### PROBLEM DETAILS:
Provide the data again in its entirety, exactly as given.

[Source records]
=-=-=-=-=

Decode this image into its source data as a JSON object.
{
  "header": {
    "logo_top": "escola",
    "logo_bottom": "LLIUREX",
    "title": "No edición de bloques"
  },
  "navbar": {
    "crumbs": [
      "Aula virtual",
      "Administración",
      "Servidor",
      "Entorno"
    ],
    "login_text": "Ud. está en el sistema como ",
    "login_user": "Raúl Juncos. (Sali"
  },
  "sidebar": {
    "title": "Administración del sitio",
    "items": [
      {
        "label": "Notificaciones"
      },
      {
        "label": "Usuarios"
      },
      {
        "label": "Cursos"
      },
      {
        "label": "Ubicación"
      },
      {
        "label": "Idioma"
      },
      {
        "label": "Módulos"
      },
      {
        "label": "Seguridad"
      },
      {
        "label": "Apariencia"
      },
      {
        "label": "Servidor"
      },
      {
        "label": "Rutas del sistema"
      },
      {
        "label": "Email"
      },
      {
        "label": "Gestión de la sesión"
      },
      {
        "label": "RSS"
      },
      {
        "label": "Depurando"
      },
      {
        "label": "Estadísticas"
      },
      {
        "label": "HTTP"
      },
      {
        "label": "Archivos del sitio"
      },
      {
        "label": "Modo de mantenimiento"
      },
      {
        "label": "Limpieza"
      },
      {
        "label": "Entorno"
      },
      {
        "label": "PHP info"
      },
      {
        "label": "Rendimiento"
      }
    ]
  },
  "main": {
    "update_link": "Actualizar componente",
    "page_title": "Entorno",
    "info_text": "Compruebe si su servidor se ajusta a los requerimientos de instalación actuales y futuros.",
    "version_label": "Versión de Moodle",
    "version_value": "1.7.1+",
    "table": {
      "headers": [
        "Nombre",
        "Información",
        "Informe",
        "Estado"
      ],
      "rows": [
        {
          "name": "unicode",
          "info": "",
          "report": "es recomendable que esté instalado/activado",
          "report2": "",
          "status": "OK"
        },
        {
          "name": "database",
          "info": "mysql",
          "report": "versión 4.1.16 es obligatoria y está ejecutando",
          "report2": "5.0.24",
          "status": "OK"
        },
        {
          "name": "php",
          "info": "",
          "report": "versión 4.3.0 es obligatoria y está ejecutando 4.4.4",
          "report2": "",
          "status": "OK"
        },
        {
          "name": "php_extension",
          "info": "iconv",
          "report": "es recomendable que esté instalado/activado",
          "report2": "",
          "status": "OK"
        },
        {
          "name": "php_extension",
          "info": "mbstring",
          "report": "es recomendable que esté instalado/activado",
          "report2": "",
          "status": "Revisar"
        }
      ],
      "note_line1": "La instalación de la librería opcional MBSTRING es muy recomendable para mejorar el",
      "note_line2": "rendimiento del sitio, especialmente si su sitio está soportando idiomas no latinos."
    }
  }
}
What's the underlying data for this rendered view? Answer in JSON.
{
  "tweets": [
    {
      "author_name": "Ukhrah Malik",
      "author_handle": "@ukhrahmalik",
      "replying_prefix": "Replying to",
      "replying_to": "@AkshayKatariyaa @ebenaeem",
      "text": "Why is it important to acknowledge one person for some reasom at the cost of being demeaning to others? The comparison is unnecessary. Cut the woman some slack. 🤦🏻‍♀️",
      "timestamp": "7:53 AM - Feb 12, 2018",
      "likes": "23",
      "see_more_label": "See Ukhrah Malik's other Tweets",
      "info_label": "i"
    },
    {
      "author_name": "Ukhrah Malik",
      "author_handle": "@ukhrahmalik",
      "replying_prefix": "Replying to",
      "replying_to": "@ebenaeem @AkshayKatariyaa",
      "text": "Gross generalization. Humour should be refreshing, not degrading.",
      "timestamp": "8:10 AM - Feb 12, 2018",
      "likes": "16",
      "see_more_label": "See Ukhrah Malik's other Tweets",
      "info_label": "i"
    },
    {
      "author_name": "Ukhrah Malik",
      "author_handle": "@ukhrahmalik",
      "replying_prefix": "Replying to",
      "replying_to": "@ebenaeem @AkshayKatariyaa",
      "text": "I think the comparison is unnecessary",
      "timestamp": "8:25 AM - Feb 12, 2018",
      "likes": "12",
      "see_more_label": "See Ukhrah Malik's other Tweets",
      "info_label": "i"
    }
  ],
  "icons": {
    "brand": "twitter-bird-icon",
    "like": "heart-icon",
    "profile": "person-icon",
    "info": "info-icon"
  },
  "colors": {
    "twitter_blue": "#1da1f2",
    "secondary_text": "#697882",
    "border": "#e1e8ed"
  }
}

=-=-=-=-=

### THE ANSWER:
Decode this image into its source data as a JSON object.
{
  "header": {
    "logo_top": "escola",
    "logo_bottom": "LLIUREX",
    "title": "No edición de bloques"
  },
  "navbar": {
    "crumbs": [
      "Aula virtual",
      "Administración",
      "Servidor",
      "Entorno"
    ],
    "login_text": "Ud. está en el sistema como ",
    "login_user": "Raúl Juncos. (Sali"
  },
  "sidebar": {
    "title": "Administración del sitio",
    "items": [
      {
        "label": "Notificaciones"
      },
      {
        "label": "Usuarios"
      },
      {
        "label": "Cursos"
      },
      {
        "label": "Ubicación"
      },
      {
        "label": "Idioma"
      },
      {
        "label": "Módulos"
      },
      {
        "label": "Seguridad"
      },
      {
        "label": "Apariencia"
      },
      {
        "label": "Servidor"
      },
      {
        "label": "Rutas del sistema"
      },
      {
        "label": "Email"
      },
      {
        "label": "Gestión de la sesión"
      },
      {
        "label": "RSS"
      },
      {
        "label": "Depurando"
      },
      {
        "label": "Estadísticas"
      },
      {
        "label": "HTTP"
      },
      {
        "label": "Archivos del sitio"
      },
      {
        "label": "Modo de mantenimiento"
      },
      {
        "label": "Limpieza"
      },
      {
        "label": "Entorno"
      },
      {
        "label": "PHP info"
      },
      {
        "label": "Rendimiento"
      }
    ]
  },
  "main": {
    "update_link": "Actualizar componente",
    "page_title": "Entorno",
    "info_text": "Compruebe si su servidor se ajusta a los requerimientos de instalación actuales y futuros.",
    "version_label": "Versión de Moodle",
    "version_value": "1.7.1+",
    "table": {
      "headers": [
        "Nombre",
        "Información",
        "Informe",
        "Estado"
      ],
      "rows": [
        {
          "name": "unicode",
          "info": "",
          "report": "es recomendable que esté instalado/activado",
          "report2": "",
          "status": "OK"
        },
        {
          "name": "database",
          "info": "mysql",
          "report": "versión 4.1.16 es obligatoria y está ejecutando",
          "report2": "5.0.24",
          "status": "OK"
        },
        {
          "name": "php",
          "info": "",
          "report": "versión 4.3.0 es obligatoria y está ejecutando 4.4.4",
          "report2": "",
          "status": "OK"
        },
        {
          "name": "php_extension",
          "info": "iconv",
          "report": "es recomendable que esté instalado/activado",
          "report2": "",
          "status": "OK"
        },
        {
          "name": "php_extension",
          "info": "mbstring",
          "report": "es recomendable que esté instalado/activado",
          "report2": "",
          "status": "Revisar"
        }
      ],
      "note_line1": "La instalación de la librería opcional MBSTRING es muy recomendable para mejorar el",
      "note_line2": "rendimiento del sitio, especialmente si su sitio está soportando idiomas no latinos."
    }
  }
}
What's the underlying data for this rendered view? Answer in JSON.
{
  "tweets": [
    {
      "author_name": "Ukhrah Malik",
      "author_handle": "@ukhrahmalik",
      "replying_prefix": "Replying to",
      "replying_to": "@AkshayKatariyaa @ebenaeem",
      "text": "Why is it important to acknowledge one person for some reasom at the cost of being demeaning to others? The comparison is unnecessary. Cut the woman some slack. 🤦🏻‍♀️",
      "timestamp": "7:53 AM - Feb 12, 2018",
      "likes": "23",
      "see_more_label": "See Ukhrah Malik's other Tweets",
      "info_label": "i"
    },
    {
      "author_name": "Ukhrah Malik",
      "author_handle": "@ukhrahmalik",
      "replying_prefix": "Replying to",
      "replying_to": "@ebenaeem @AkshayKatariyaa",
      "text": "Gross generalization. Humour should be refreshing, not degrading.",
      "timestamp": "8:10 AM - Feb 12, 2018",
      "likes": "16",
      "see_more_label": "See Ukhrah Malik's other Tweets",
      "info_label": "i"
    },
    {
      "author_name": "Ukhrah Malik",
      "author_handle": "@ukhrahmalik",
      "replying_prefix": "Replying to",
      "replying_to": "@ebenaeem @AkshayKatariyaa",
      "text": "I think the comparison is unnecessary",
      "timestamp": "8:25 AM - Feb 12, 2018",
      "likes": "12",
      "see_more_label": "See Ukhrah Malik's other Tweets",
      "info_label": "i"
    }
  ],
  "icons": {
    "brand": "twitter-bird-icon",
    "like": "heart-icon",
    "profile": "person-icon",
    "info": "info-icon"
  },
  "colors": {
    "twitter_blue": "#1da1f2",
    "secondary_text": "#697882",
    "border": "#e1e8ed"
  }
}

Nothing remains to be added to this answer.